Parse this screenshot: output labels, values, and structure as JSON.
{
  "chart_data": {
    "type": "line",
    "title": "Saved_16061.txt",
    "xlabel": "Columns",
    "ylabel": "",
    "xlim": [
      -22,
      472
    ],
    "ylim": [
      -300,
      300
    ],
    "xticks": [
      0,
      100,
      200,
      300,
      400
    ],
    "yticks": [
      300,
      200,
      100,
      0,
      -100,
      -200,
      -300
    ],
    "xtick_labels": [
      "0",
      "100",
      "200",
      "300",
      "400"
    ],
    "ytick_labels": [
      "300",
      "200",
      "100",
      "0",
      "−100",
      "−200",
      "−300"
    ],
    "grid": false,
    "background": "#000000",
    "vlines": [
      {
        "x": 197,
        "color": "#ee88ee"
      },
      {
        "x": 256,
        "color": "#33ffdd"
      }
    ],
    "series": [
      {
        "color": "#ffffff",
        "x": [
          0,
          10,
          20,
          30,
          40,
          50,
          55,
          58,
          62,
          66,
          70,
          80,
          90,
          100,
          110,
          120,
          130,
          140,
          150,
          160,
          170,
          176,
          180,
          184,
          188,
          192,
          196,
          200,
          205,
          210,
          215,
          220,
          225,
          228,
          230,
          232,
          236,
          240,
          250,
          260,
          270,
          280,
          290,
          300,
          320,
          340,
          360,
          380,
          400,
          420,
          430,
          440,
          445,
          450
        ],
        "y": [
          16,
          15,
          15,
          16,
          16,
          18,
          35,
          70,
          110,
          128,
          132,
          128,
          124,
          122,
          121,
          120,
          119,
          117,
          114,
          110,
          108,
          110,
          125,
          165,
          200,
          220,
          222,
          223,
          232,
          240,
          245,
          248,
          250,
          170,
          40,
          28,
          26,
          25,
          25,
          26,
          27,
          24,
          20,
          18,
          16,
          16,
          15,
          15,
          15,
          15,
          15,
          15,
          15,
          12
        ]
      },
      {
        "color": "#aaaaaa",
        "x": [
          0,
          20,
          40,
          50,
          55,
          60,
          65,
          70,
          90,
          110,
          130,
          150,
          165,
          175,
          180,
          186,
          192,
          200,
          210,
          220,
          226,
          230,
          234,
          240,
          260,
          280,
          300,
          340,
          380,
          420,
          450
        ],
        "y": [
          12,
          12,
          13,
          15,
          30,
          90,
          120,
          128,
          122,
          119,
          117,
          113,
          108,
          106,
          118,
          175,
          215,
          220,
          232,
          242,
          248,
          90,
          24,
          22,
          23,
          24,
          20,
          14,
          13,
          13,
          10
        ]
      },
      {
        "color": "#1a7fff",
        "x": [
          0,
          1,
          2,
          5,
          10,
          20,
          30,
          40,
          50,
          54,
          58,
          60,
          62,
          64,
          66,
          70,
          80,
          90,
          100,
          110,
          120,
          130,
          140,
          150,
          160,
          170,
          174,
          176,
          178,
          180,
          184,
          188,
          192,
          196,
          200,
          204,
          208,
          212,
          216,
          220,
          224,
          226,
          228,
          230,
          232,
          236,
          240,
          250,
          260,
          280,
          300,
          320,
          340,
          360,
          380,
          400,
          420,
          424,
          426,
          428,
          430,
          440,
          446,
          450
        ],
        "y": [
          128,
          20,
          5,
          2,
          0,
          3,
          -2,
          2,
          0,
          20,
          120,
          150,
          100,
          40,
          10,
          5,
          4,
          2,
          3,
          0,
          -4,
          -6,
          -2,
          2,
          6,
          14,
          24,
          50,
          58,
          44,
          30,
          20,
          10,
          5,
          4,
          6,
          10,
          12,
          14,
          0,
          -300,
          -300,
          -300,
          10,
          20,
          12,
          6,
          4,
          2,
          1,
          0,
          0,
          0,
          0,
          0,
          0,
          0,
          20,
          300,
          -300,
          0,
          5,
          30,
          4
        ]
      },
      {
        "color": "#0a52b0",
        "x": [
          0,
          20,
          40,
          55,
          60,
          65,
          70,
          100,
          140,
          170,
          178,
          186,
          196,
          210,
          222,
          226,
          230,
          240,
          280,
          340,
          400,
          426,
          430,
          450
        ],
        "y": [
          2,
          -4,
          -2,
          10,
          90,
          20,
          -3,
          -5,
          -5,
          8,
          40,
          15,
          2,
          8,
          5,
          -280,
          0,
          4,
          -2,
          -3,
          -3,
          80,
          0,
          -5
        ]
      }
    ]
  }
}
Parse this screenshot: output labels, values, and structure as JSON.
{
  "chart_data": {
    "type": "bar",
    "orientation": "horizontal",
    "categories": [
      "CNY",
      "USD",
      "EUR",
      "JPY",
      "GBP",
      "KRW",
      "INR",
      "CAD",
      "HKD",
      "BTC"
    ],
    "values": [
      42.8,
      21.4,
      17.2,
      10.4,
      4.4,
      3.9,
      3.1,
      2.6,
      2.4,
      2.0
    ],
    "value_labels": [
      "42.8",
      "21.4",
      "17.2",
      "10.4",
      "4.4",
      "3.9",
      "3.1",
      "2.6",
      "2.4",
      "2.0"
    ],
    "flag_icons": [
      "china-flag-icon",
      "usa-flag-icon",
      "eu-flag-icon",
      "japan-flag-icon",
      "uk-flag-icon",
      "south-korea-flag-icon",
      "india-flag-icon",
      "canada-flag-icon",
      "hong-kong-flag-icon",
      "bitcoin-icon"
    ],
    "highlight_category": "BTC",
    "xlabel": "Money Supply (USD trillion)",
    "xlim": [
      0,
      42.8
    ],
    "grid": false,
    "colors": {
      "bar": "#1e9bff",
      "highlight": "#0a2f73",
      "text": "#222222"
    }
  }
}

———

- _Problem_
Repeat the records above in full, character for character.

- _Solution for this task_
Parse this screenshot: output labels, values, and structure as JSON.
{
  "chart_data": {
    "type": "line",
    "title": "Saved_16061.txt",
    "xlabel": "Columns",
    "ylabel": "",
    "xlim": [
      -22,
      472
    ],
    "ylim": [
      -300,
      300
    ],
    "xticks": [
      0,
      100,
      200,
      300,
      400
    ],
    "yticks": [
      300,
      200,
      100,
      0,
      -100,
      -200,
      -300
    ],
    "xtick_labels": [
      "0",
      "100",
      "200",
      "300",
      "400"
    ],
    "ytick_labels": [
      "300",
      "200",
      "100",
      "0",
      "−100",
      "−200",
      "−300"
    ],
    "grid": false,
    "background": "#000000",
    "vlines": [
      {
        "x": 197,
        "color": "#ee88ee"
      },
      {
        "x": 256,
        "color": "#33ffdd"
      }
    ],
    "series": [
      {
        "color": "#ffffff",
        "x": [
          0,
          10,
          20,
          30,
          40,
          50,
          55,
          58,
          62,
          66,
          70,
          80,
          90,
          100,
          110,
          120,
          130,
          140,
          150,
          160,
          170,
          176,
          180,
          184,
          188,
          192,
          196,
          200,
          205,
          210,
          215,
          220,
          225,
          228,
          230,
          232,
          236,
          240,
          250,
          260,
          270,
          280,
          290,
          300,
          320,
          340,
          360,
          380,
          400,
          420,
          430,
          440,
          445,
          450
        ],
        "y": [
          16,
          15,
          15,
          16,
          16,
          18,
          35,
          70,
          110,
          128,
          132,
          128,
          124,
          122,
          121,
          120,
          119,
          117,
          114,
          110,
          108,
          110,
          125,
          165,
          200,
          220,
          222,
          223,
          232,
          240,
          245,
          248,
          250,
          170,
          40,
          28,
          26,
          25,
          25,
          26,
          27,
          24,
          20,
          18,
          16,
          16,
          15,
          15,
          15,
          15,
          15,
          15,
          15,
          12
        ]
      },
      {
        "color": "#aaaaaa",
        "x": [
          0,
          20,
          40,
          50,
          55,
          60,
          65,
          70,
          90,
          110,
          130,
          150,
          165,
          175,
          180,
          186,
          192,
          200,
          210,
          220,
          226,
          230,
          234,
          240,
          260,
          280,
          300,
          340,
          380,
          420,
          450
        ],
        "y": [
          12,
          12,
          13,
          15,
          30,
          90,
          120,
          128,
          122,
          119,
          117,
          113,
          108,
          106,
          118,
          175,
          215,
          220,
          232,
          242,
          248,
          90,
          24,
          22,
          23,
          24,
          20,
          14,
          13,
          13,
          10
        ]
      },
      {
        "color": "#1a7fff",
        "x": [
          0,
          1,
          2,
          5,
          10,
          20,
          30,
          40,
          50,
          54,
          58,
          60,
          62,
          64,
          66,
          70,
          80,
          90,
          100,
          110,
          120,
          130,
          140,
          150,
          160,
          170,
          174,
          176,
          178,
          180,
          184,
          188,
          192,
          196,
          200,
          204,
          208,
          212,
          216,
          220,
          224,
          226,
          228,
          230,
          232,
          236,
          240,
          250,
          260,
          280,
          300,
          320,
          340,
          360,
          380,
          400,
          420,
          424,
          426,
          428,
          430,
          440,
          446,
          450
        ],
        "y": [
          128,
          20,
          5,
          2,
          0,
          3,
          -2,
          2,
          0,
          20,
          120,
          150,
          100,
          40,
          10,
          5,
          4,
          2,
          3,
          0,
          -4,
          -6,
          -2,
          2,
          6,
          14,
          24,
          50,
          58,
          44,
          30,
          20,
          10,
          5,
          4,
          6,
          10,
          12,
          14,
          0,
          -300,
          -300,
          -300,
          10,
          20,
          12,
          6,
          4,
          2,
          1,
          0,
          0,
          0,
          0,
          0,
          0,
          0,
          20,
          300,
          -300,
          0,
          5,
          30,
          4
        ]
      },
      {
        "color": "#0a52b0",
        "x": [
          0,
          20,
          40,
          55,
          60,
          65,
          70,
          100,
          140,
          170,
          178,
          186,
          196,
          210,
          222,
          226,
          230,
          240,
          280,
          340,
          400,
          426,
          430,
          450
        ],
        "y": [
          2,
          -4,
          -2,
          10,
          90,
          20,
          -3,
          -5,
          -5,
          8,
          40,
          15,
          2,
          8,
          5,
          -280,
          0,
          4,
          -2,
          -3,
          -3,
          80,
          0,
          -5
        ]
      }
    ]
  }
}
Parse this screenshot: output labels, values, and structure as JSON.
{
  "chart_data": {
    "type": "bar",
    "orientation": "horizontal",
    "categories": [
      "CNY",
      "USD",
      "EUR",
      "JPY",
      "GBP",
      "KRW",
      "INR",
      "CAD",
      "HKD",
      "BTC"
    ],
    "values": [
      42.8,
      21.4,
      17.2,
      10.4,
      4.4,
      3.9,
      3.1,
      2.6,
      2.4,
      2.0
    ],
    "value_labels": [
      "42.8",
      "21.4",
      "17.2",
      "10.4",
      "4.4",
      "3.9",
      "3.1",
      "2.6",
      "2.4",
      "2.0"
    ],
    "flag_icons": [
      "china-flag-icon",
      "usa-flag-icon",
      "eu-flag-icon",
      "japan-flag-icon",
      "uk-flag-icon",
      "south-korea-flag-icon",
      "india-flag-icon",
      "canada-flag-icon",
      "hong-kong-flag-icon",
      "bitcoin-icon"
    ],
    "highlight_category": "BTC",
    "xlabel": "Money Supply (USD trillion)",
    "xlim": [
      0,
      42.8
    ],
    "grid": false,
    "colors": {
      "bar": "#1e9bff",
      "highlight": "#0a2f73",
      "text": "#222222"
    }
  }
}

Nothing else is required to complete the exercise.